=== Task to complete ===
Word for word, quote all of the material, omitting the pictures.

=== Provided information ===

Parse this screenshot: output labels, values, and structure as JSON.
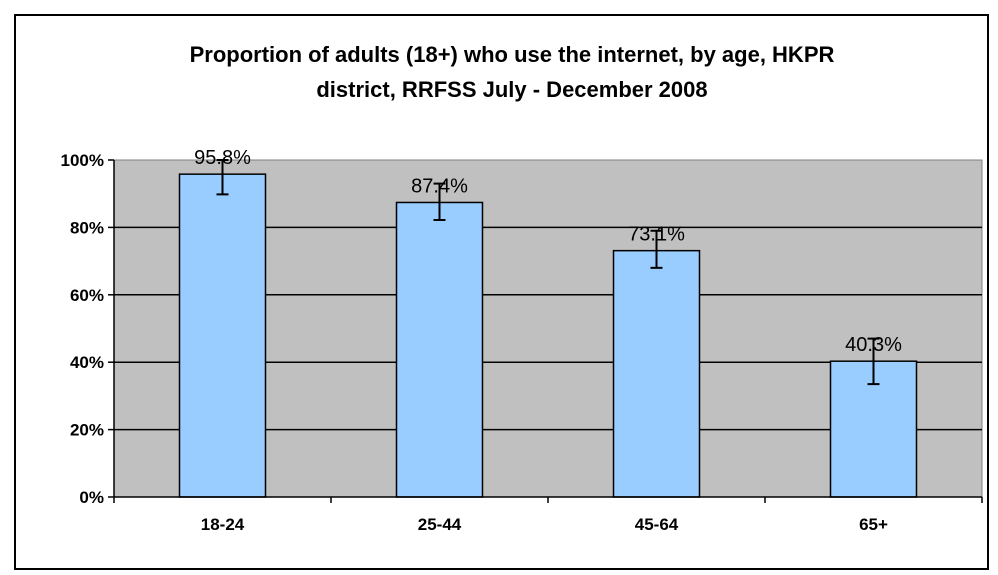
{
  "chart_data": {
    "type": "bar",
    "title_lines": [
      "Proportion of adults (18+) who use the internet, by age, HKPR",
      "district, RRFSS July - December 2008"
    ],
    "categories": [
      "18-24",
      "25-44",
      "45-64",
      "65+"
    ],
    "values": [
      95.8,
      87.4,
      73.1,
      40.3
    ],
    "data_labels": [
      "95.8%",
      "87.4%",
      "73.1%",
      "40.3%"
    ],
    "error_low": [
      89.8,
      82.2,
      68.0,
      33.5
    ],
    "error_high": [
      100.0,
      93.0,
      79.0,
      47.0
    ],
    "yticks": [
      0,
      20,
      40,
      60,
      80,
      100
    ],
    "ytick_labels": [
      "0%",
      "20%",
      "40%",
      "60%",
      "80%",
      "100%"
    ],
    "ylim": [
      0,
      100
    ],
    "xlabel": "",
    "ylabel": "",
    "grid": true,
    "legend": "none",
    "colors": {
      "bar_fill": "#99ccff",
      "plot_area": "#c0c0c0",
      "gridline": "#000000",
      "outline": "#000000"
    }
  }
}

=== Answer to this task ===
Parse this screenshot: output labels, values, and structure as JSON.
{
  "chart_data": {
    "type": "bar",
    "title_lines": [
      "Proportion of adults (18+) who use the internet, by age, HKPR",
      "district, RRFSS July - December 2008"
    ],
    "categories": [
      "18-24",
      "25-44",
      "45-64",
      "65+"
    ],
    "values": [
      95.8,
      87.4,
      73.1,
      40.3
    ],
    "data_labels": [
      "95.8%",
      "87.4%",
      "73.1%",
      "40.3%"
    ],
    "error_low": [
      89.8,
      82.2,
      68.0,
      33.5
    ],
    "error_high": [
      100.0,
      93.0,
      79.0,
      47.0
    ],
    "yticks": [
      0,
      20,
      40,
      60,
      80,
      100
    ],
    "ytick_labels": [
      "0%",
      "20%",
      "40%",
      "60%",
      "80%",
      "100%"
    ],
    "ylim": [
      0,
      100
    ],
    "xlabel": "",
    "ylabel": "",
    "grid": true,
    "legend": "none",
    "colors": {
      "bar_fill": "#99ccff",
      "plot_area": "#c0c0c0",
      "gridline": "#000000",
      "outline": "#000000"
    }
  }
}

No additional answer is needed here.